• _MATERIAL TO PROCESS_
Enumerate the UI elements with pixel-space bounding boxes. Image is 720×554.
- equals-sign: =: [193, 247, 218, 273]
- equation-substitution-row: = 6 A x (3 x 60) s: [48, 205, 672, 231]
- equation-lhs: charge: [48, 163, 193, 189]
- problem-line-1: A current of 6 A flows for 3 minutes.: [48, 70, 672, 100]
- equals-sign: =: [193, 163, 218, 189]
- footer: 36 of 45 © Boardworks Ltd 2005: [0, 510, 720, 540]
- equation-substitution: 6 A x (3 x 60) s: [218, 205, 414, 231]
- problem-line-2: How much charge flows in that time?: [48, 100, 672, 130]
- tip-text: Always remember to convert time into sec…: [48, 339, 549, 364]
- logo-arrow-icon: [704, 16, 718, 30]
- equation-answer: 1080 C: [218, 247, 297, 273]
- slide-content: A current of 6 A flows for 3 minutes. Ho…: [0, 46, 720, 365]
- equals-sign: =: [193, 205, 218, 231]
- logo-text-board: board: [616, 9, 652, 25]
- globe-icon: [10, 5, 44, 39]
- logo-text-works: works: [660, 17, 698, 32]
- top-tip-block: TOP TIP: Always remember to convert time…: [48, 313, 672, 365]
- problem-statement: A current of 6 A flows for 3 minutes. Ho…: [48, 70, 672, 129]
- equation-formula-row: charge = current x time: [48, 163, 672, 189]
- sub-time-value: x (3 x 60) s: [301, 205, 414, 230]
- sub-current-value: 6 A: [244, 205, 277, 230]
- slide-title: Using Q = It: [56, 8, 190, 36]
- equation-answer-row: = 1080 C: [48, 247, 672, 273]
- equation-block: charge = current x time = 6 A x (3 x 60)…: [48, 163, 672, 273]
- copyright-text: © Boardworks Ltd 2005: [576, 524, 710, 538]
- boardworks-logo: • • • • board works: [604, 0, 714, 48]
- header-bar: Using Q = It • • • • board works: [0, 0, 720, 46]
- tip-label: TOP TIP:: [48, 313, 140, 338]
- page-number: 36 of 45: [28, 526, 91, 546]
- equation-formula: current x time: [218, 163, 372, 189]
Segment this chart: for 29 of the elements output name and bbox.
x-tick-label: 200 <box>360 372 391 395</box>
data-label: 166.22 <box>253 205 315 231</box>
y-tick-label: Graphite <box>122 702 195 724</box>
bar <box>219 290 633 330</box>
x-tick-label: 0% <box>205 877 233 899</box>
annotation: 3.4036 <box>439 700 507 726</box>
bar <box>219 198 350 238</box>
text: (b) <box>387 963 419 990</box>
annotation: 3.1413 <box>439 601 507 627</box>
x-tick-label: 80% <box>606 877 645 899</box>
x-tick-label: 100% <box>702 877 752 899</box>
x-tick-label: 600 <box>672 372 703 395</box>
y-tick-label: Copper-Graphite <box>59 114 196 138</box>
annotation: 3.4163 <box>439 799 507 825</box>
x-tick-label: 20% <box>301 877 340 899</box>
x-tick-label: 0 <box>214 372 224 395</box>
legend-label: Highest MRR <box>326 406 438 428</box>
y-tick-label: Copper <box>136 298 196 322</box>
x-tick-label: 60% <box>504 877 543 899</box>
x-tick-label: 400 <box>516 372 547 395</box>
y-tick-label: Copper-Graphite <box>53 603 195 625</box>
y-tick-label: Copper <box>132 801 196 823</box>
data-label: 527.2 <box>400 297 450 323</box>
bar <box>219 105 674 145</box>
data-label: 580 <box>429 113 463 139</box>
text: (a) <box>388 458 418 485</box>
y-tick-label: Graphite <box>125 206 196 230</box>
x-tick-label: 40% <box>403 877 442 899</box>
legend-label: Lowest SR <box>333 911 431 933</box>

• _WHAT IS NEEDED_
Quote everything from the beginning of the data above down to and including the line containing "- equals-sign: =: [193, 205, 218, 231]".

• _THE SOLUTION_
Enumerate the UI elements with pixel-space bounding boxes. Image is 720×554.
- equals-sign: =: [193, 247, 218, 273]
- equation-substitution-row: = 6 A x (3 x 60) s: [48, 205, 672, 231]
- equation-lhs: charge: [48, 163, 193, 189]
- problem-line-1: A current of 6 A flows for 3 minutes.: [48, 70, 672, 100]
- equals-sign: =: [193, 163, 218, 189]
- footer: 36 of 45 © Boardworks Ltd 2005: [0, 510, 720, 540]
- equation-substitution: 6 A x (3 x 60) s: [218, 205, 414, 231]
- problem-line-2: How much charge flows in that time?: [48, 100, 672, 130]
- tip-text: Always remember to convert time into sec…: [48, 339, 549, 364]
- logo-arrow-icon: [704, 16, 718, 30]
- equation-answer: 1080 C: [218, 247, 297, 273]
- slide-content: A current of 6 A flows for 3 minutes. Ho…: [0, 46, 720, 365]
- equals-sign: =: [193, 205, 218, 231]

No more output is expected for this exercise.